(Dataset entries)

— begin —

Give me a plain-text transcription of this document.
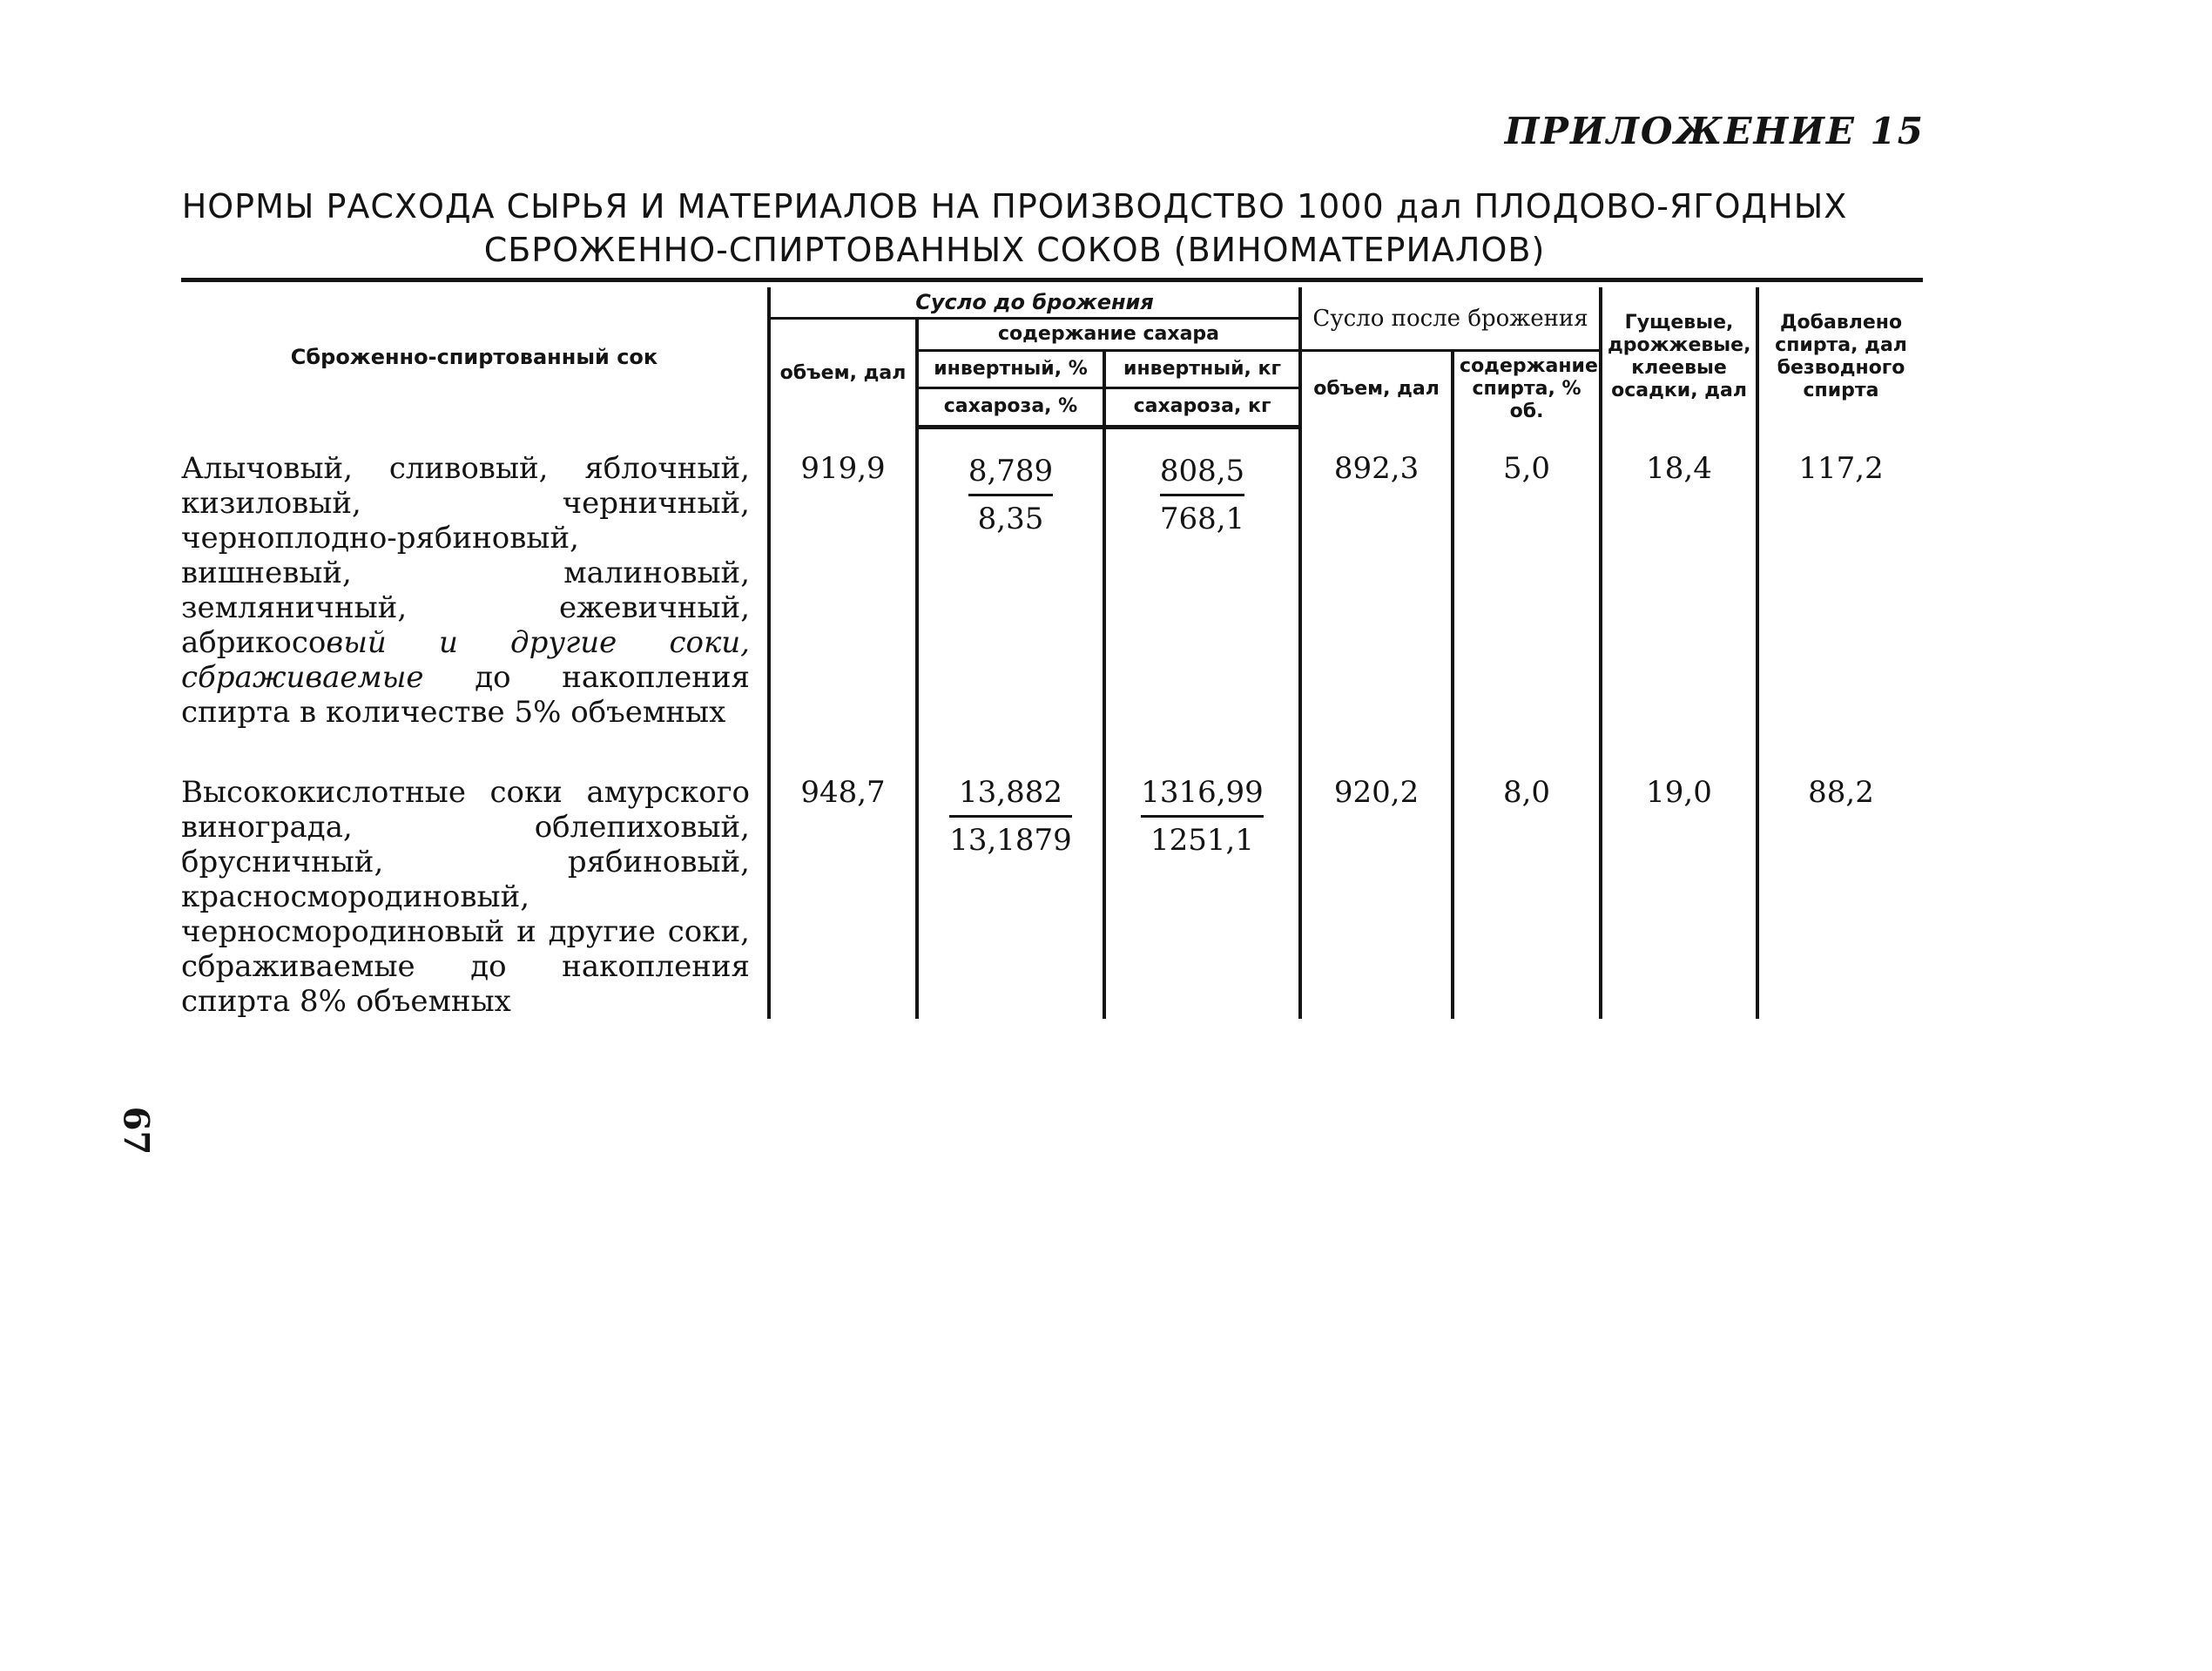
ПРИЛОЖЕНИЕ 15
НОРМЫ РАСХОДА СЫРЬЯ И МАТЕРИАЛОВ НА ПРОИЗВОДСТВО 1000 дал ПЛОДОВО-ЯГОДНЫХ
СБРОЖЕННО-СПИРТОВАННЫХ СОКОВ (ВИНОМАТЕРИАЛОВ)
Сброженно-спиртованный сок	Сусло до брожения			Сусло после брожения		Гущевые, дрожжевые, клеевые осадки, дал	Добавлено спирта, дал безводного спирта
	объем, дал	содержание сахара					
		инвертный, %	инвертный, кг	объем, дал	содержание спирта, % об.		
		сахароза, %	сахароза, кг				
Алычовый, сливовый, яблочный, кизиловый, черничный, черноплодно-рябиновый, вишневый, малиновый, земляничный, ежевичный, абрикосовый и другие соки, сбраживаемые до накопления спирта в количестве 5% объемных	919,9	$\frac{8,789}{8,35}$	$\frac{808,5}{768,1}$	892,3	5,0	18,4	117,2

Высококислотные соки амурского винограда, облепиховый, брусничный, рябиновый, красносмородиновый, черносмородиновый и другие соки, сбраживаемые до накопления спирта 8% объемных	948,7	$\frac{13,882}{13,1879}$	$\frac{1316,99}{1251,1}$	920,2	8,0	19,0	88,2
67
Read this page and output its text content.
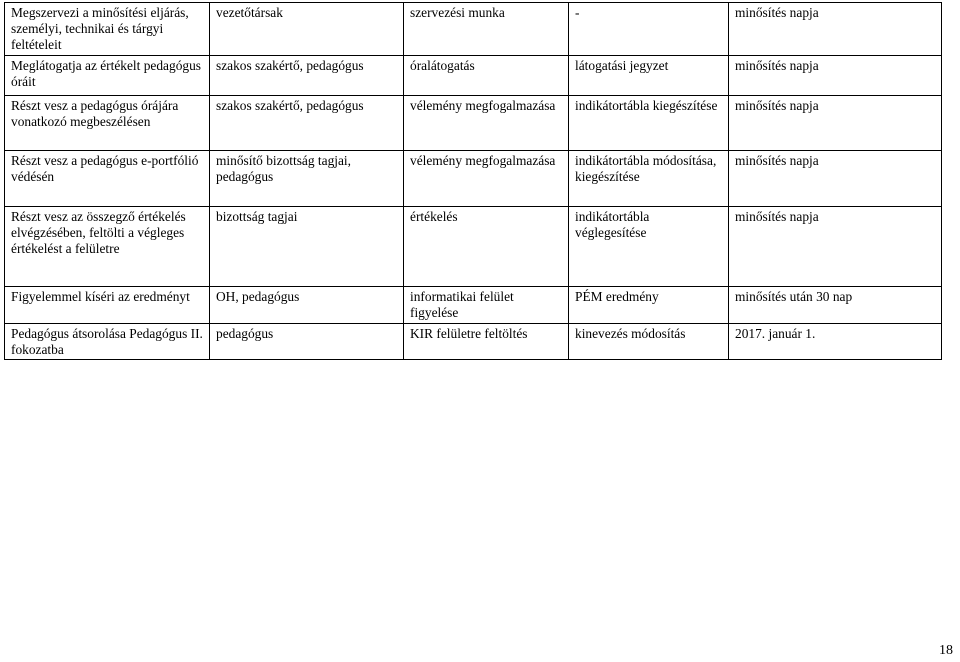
Megszervezi a minősítési eljárás, személyi, technikai és tárgyi feltételeit	vezetőtársak	szervezési munka	-	minősítés napja
Meglátogatja az értékelt pedagógus óráit	szakos szakértő, pedagógus	óralátogatás	látogatási jegyzet	minősítés napja
Részt vesz a pedagógus órájára vonatkozó megbeszélésen	szakos szakértő, pedagógus	vélemény megfogalmazása	indikátortábla kiegészítése	minősítés napja
Részt vesz a pedagógus e-portfólió védésén	minősítő bizottság tagjai, pedagógus	vélemény megfogalmazása	indikátortábla módosítása, kiegészítése	minősítés napja
Részt vesz az összegző értékelés elvégzésében, feltölti a végleges értékelést a felületre	bizottság tagjai	értékelés	indikátortábla véglegesítése	minősítés napja
Figyelemmel kíséri az eredményt	OH, pedagógus	informatikai felület figyelése	PÉM eredmény	minősítés után 30 nap
Pedagógus átsorolása Pedagógus II. fokozatba	pedagógus	KIR felületre feltöltés	kinevezés módosítás	2017. január 1.
18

— end —

[Work to do]:
The records above need to be restated word for word, with the pictures left out.

[Response below]:
Give me a plain-text transcription of this document.
ПРИЛОЖЕНИЕ 15
НОРМЫ РАСХОДА СЫРЬЯ И МАТЕРИАЛОВ НА ПРОИЗВОДСТВО 1000 дал ПЛОДОВО-ЯГОДНЫХ
СБРОЖЕННО-СПИРТОВАННЫХ СОКОВ (ВИНОМАТЕРИАЛОВ)
Сброженно-спиртованный сок	Сусло до брожения			Сусло после брожения		Гущевые, дрожжевые, клеевые осадки, дал	Добавлено спирта, дал безводного спирта
	объем, дал	содержание сахара					
		инвертный, %	инвертный, кг	объем, дал	содержание спирта, % об.		
		сахароза, %	сахароза, кг				
Алычовый, сливовый, яблочный, кизиловый, черничный, черноплодно-рябиновый, вишневый, малиновый, земляничный, ежевичный, абрикосовый и другие соки, сбраживаемые до накопления спирта в количестве 5% объемных	919,9	$\frac{8,789}{8,35}$	$\frac{808,5}{768,1}$	892,3	5,0	18,4	117,2

Высококислотные соки амурского винограда, облепиховый, брусничный, рябиновый, красносмородиновый, черносмородиновый и другие соки, сбраживаемые до накопления спирта 8% объемных	948,7	$\frac{13,882}{13,1879}$	$\frac{1316,99}{1251,1}$	920,2	8,0	19,0	88,2
67
Read this page and output its text content.
Megszervezi a minősítési eljárás, személyi, technikai és tárgyi feltételeit	vezetőtársak	szervezési munka	-	minősítés napja
Meglátogatja az értékelt pedagógus óráit	szakos szakértő, pedagógus	óralátogatás	látogatási jegyzet	minősítés napja
Részt vesz a pedagógus órájára vonatkozó megbeszélésen	szakos szakértő, pedagógus	vélemény megfogalmazása	indikátortábla kiegészítése	minősítés napja
Részt vesz a pedagógus e-portfólió védésén	minősítő bizottság tagjai, pedagógus	vélemény megfogalmazása	indikátortábla módosítása, kiegészítése	minősítés napja
Részt vesz az összegző értékelés elvégzésében, feltölti a végleges értékelést a felületre	bizottság tagjai	értékelés	indikátortábla véglegesítése	minősítés napja
Figyelemmel kíséri az eredményt	OH, pedagógus	informatikai felület figyelése	PÉM eredmény	minősítés után 30 nap
Pedagógus átsorolása Pedagógus II. fokozatba	pedagógus	KIR felületre feltöltés	kinevezés módosítás	2017. január 1.
18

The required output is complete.